• **Goal**: The listing below should be printed exactly, every line of it. Skip the pictures.
▼
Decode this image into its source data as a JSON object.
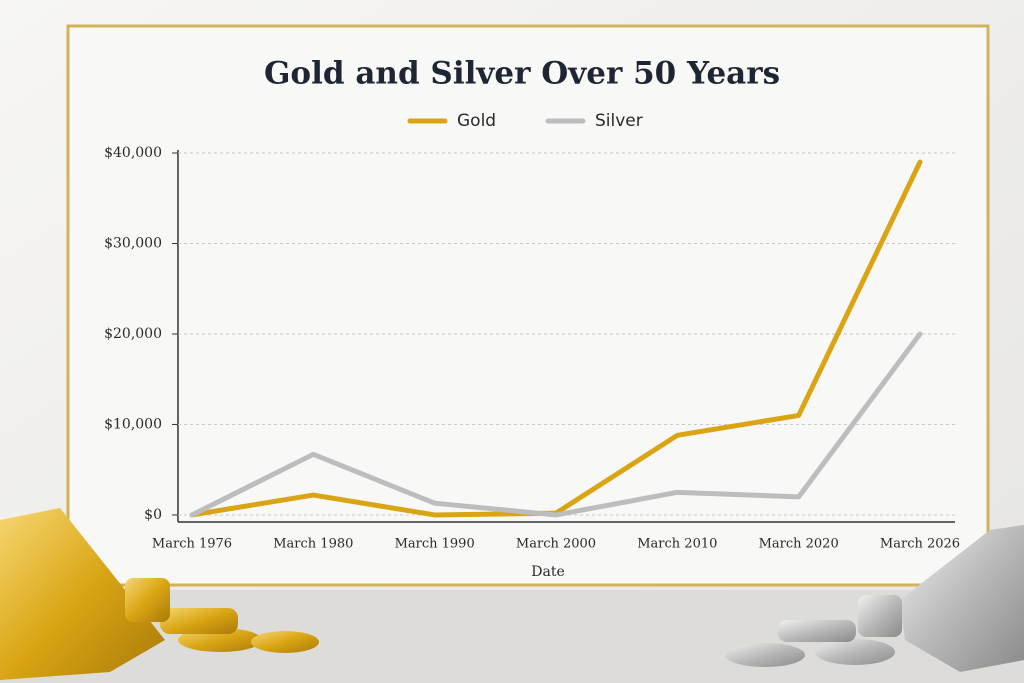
{
  "chart_data": {
    "type": "line",
    "title": "Gold and Silver Over 50 Years",
    "x_label": "Date",
    "categories": [
      "March 1976",
      "March 1980",
      "March 1990",
      "March 2000",
      "March 2010",
      "March 2020",
      "March 2026"
    ],
    "series": [
      {
        "name": "Gold",
        "color": "#d9a514",
        "values": [
          0,
          2200,
          0,
          200,
          8800,
          11000,
          39000
        ]
      },
      {
        "name": "Silver",
        "color": "#bdbdbd",
        "values": [
          0,
          6700,
          1300,
          0,
          2500,
          2000,
          20000
        ]
      }
    ],
    "ylim": [
      -1000,
      40000
    ],
    "yticks": [
      {
        "value": 0,
        "label": "$0"
      },
      {
        "value": 10000,
        "label": "$10,000"
      },
      {
        "value": 20000,
        "label": "$20,000"
      },
      {
        "value": 30000,
        "label": "$30,000"
      },
      {
        "value": 40000,
        "label": "$40,000"
      }
    ],
    "grid": true
  }
}
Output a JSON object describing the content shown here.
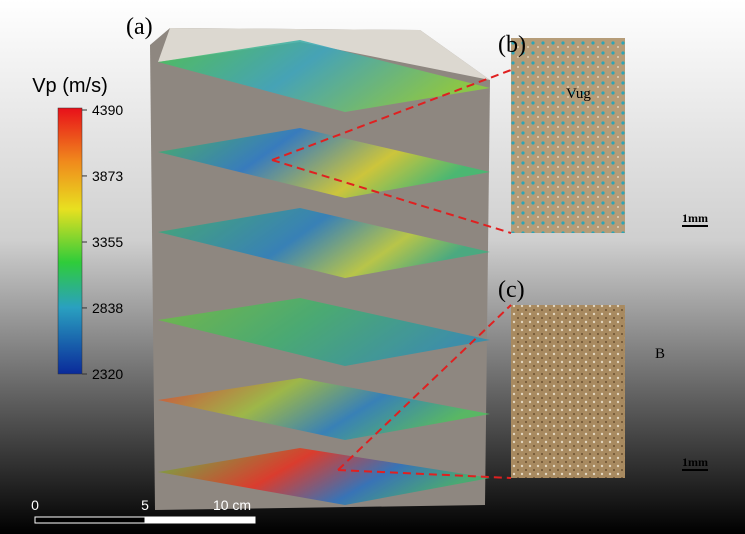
{
  "panels": {
    "a": "(a)",
    "b": "(b)",
    "c": "(c)"
  },
  "colorbar": {
    "title": "Vp (m/s)",
    "range": [
      2320,
      4390
    ],
    "ticks": [
      2320,
      2838,
      3355,
      3873,
      4390
    ]
  },
  "micrograph_b": {
    "annotation": "Vug",
    "scale": "1mm"
  },
  "micrograph_c": {
    "annotation": "B",
    "scale": "1mm"
  },
  "scale_bar": {
    "labels": [
      "0",
      "5",
      "10 cm"
    ]
  }
}
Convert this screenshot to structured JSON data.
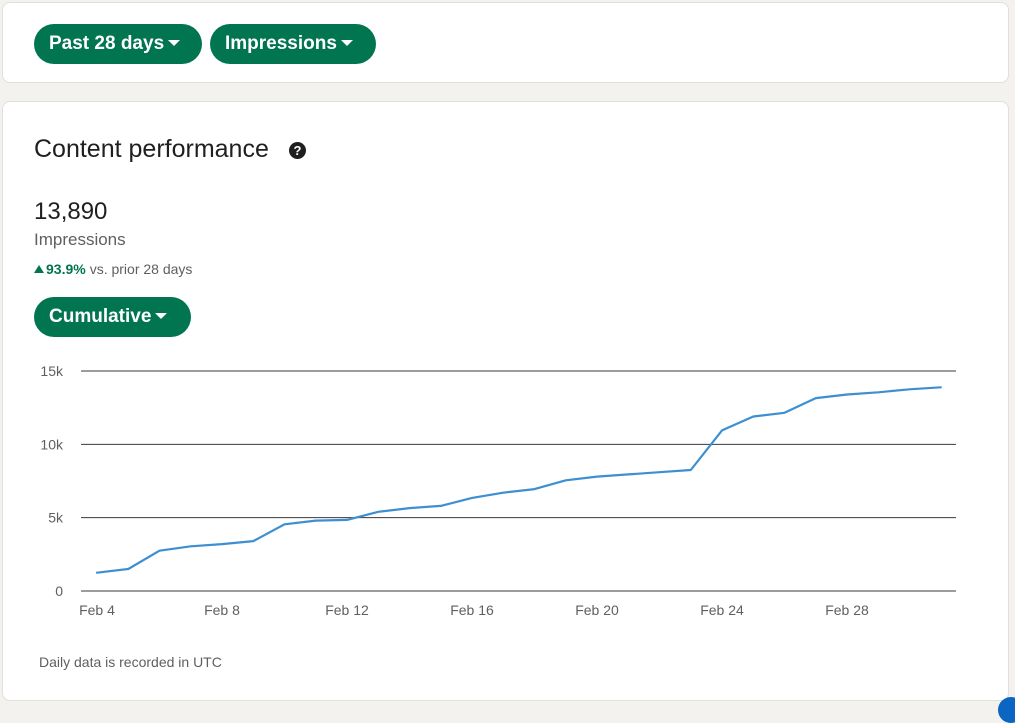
{
  "filters": {
    "range_label": "Past 28 days",
    "metric_label": "Impressions"
  },
  "performance": {
    "title": "Content performance",
    "help_icon": "question-circle-icon",
    "total": "13,890",
    "total_label": "Impressions",
    "change_pct": "93.9%",
    "change_text": "vs. prior 28 days",
    "change_direction": "up",
    "mode_label": "Cumulative",
    "footnote": "Daily data is recorded in UTC"
  },
  "colors": {
    "accent": "#01754f",
    "line": "#3d8fd1",
    "card_bg": "#ffffff",
    "page_bg": "#f3f2ef"
  },
  "chart_data": {
    "type": "line",
    "title": "",
    "xlabel": "",
    "ylabel": "",
    "grid": true,
    "ylim": [
      0,
      15000
    ],
    "yticks": [
      0,
      5000,
      10000,
      15000
    ],
    "ytick_labels": [
      "0",
      "5k",
      "10k",
      "15k"
    ],
    "xtick_labels": [
      "Feb 4",
      "Feb 8",
      "Feb 12",
      "Feb 16",
      "Feb 20",
      "Feb 24",
      "Feb 28"
    ],
    "x": [
      "Feb 4",
      "Feb 5",
      "Feb 6",
      "Feb 7",
      "Feb 8",
      "Feb 9",
      "Feb 10",
      "Feb 11",
      "Feb 12",
      "Feb 13",
      "Feb 14",
      "Feb 15",
      "Feb 16",
      "Feb 17",
      "Feb 18",
      "Feb 19",
      "Feb 20",
      "Feb 21",
      "Feb 22",
      "Feb 23",
      "Feb 24",
      "Feb 25",
      "Feb 26",
      "Feb 27",
      "Feb 28",
      "Feb 29",
      "Mar 1",
      "Mar 2"
    ],
    "series": [
      {
        "values": [
          1250,
          1500,
          2750,
          3050,
          3200,
          3400,
          4550,
          4800,
          4850,
          5400,
          5650,
          5800,
          6350,
          6700,
          6950,
          7550,
          7800,
          7950,
          8100,
          8250,
          10950,
          11900,
          12150,
          13150,
          13400,
          13550,
          13750,
          13890
        ]
      }
    ]
  }
}
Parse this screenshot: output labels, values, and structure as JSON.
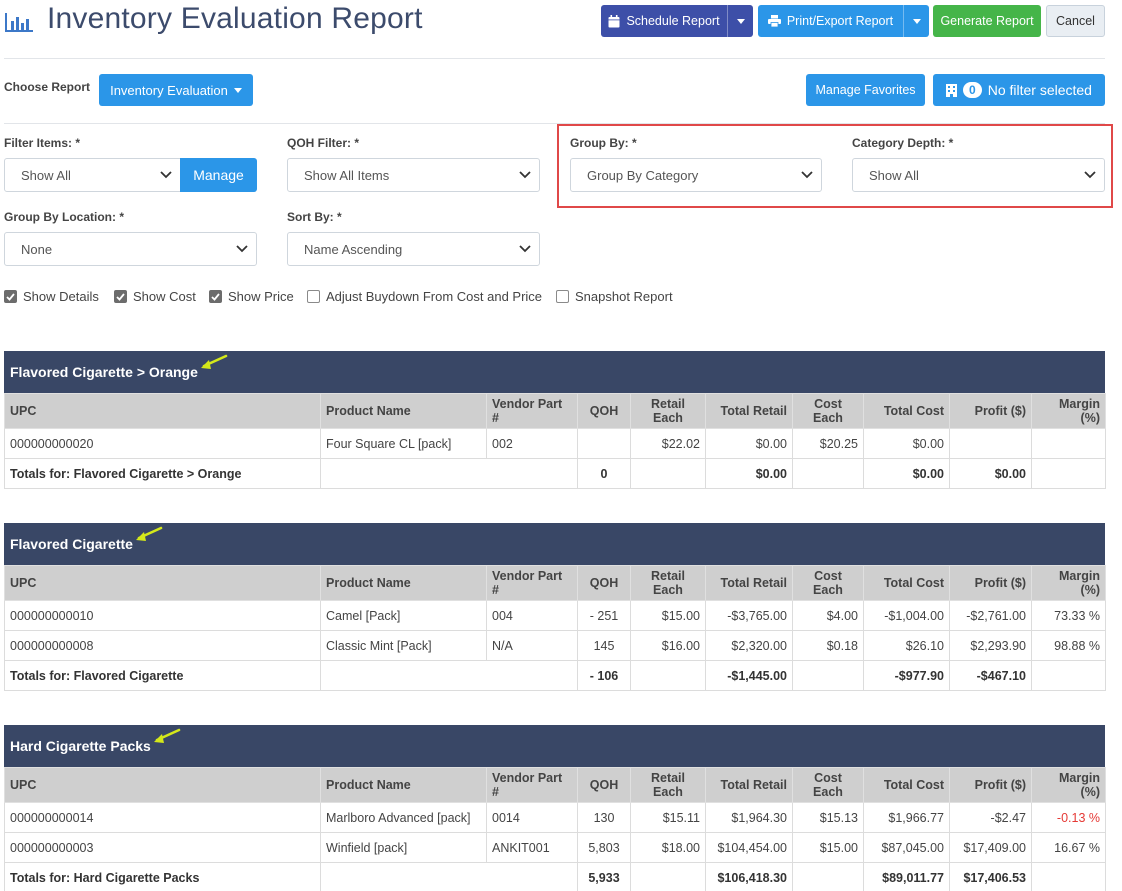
▲
• **Finished answer**:
Decode this image into its source data as a JSON object.
{
  "chart_data": {
    "type": "line",
    "title": "Gold and Silver Over 50 Years",
    "x_label": "Date",
    "categories": [
      "March 1976",
      "March 1980",
      "March 1990",
      "March 2000",
      "March 2010",
      "March 2020",
      "March 2026"
    ],
    "series": [
      {
        "name": "Gold",
        "color": "#d9a514",
        "values": [
          0,
          2200,
          0,
          200,
          8800,
          11000,
          39000
        ]
      },
      {
        "name": "Silver",
        "color": "#bdbdbd",
        "values": [
          0,
          6700,
          1300,
          0,
          2500,
          2000,
          20000
        ]
      }
    ],
    "ylim": [
      -1000,
      40000
    ],
    "yticks": [
      {
        "value": 0,
        "label": "$0"
      },
      {
        "value": 10000,
        "label": "$10,000"
      },
      {
        "value": 20000,
        "label": "$20,000"
      },
      {
        "value": 30000,
        "label": "$30,000"
      },
      {
        "value": 40000,
        "label": "$40,000"
      }
    ],
    "grid": true
  }
}
Output a JSON object describing the content shown here.
{
  "panels": {
    "a": "(a)",
    "b": "(b)",
    "c": "(c)"
  },
  "colorbar": {
    "title": "Vp (m/s)",
    "range": [
      2320,
      4390
    ],
    "ticks": [
      2320,
      2838,
      3355,
      3873,
      4390
    ]
  },
  "micrograph_b": {
    "annotation": "Vug",
    "scale": "1mm"
  },
  "micrograph_c": {
    "annotation": "B",
    "scale": "1mm"
  },
  "scale_bar": {
    "labels": [
      "0",
      "5",
      "10 cm"
    ]
  }
}
Convert this screenshot to structured JSON data.
{
  "filters": {
    "range_label": "Past 28 days",
    "metric_label": "Impressions"
  },
  "performance": {
    "title": "Content performance",
    "help_icon": "question-circle-icon",
    "total": "13,890",
    "total_label": "Impressions",
    "change_pct": "93.9%",
    "change_text": "vs. prior 28 days",
    "change_direction": "up",
    "mode_label": "Cumulative",
    "footnote": "Daily data is recorded in UTC"
  },
  "colors": {
    "accent": "#01754f",
    "line": "#3d8fd1",
    "card_bg": "#ffffff",
    "page_bg": "#f3f2ef"
  },
  "chart_data": {
    "type": "line",
    "title": "",
    "xlabel": "",
    "ylabel": "",
    "grid": true,
    "ylim": [
      0,
      15000
    ],
    "yticks": [
      0,
      5000,
      10000,
      15000
    ],
    "ytick_labels": [
      "0",
      "5k",
      "10k",
      "15k"
    ],
    "xtick_labels": [
      "Feb 4",
      "Feb 8",
      "Feb 12",
      "Feb 16",
      "Feb 20",
      "Feb 24",
      "Feb 28"
    ],
    "x": [
      "Feb 4",
      "Feb 5",
      "Feb 6",
      "Feb 7",
      "Feb 8",
      "Feb 9",
      "Feb 10",
      "Feb 11",
      "Feb 12",
      "Feb 13",
      "Feb 14",
      "Feb 15",
      "Feb 16",
      "Feb 17",
      "Feb 18",
      "Feb 19",
      "Feb 20",
      "Feb 21",
      "Feb 22",
      "Feb 23",
      "Feb 24",
      "Feb 25",
      "Feb 26",
      "Feb 27",
      "Feb 28",
      "Feb 29",
      "Mar 1",
      "Mar 2"
    ],
    "series": [
      {
        "values": [
          1250,
          1500,
          2750,
          3050,
          3200,
          3400,
          4550,
          4800,
          4850,
          5400,
          5650,
          5800,
          6350,
          6700,
          6950,
          7550,
          7800,
          7950,
          8100,
          8250,
          10950,
          11900,
          12150,
          13150,
          13400,
          13550,
          13750,
          13890
        ]
      }
    ]
  }
}
Parse this screenshot: output labels, values, and structure as JSON.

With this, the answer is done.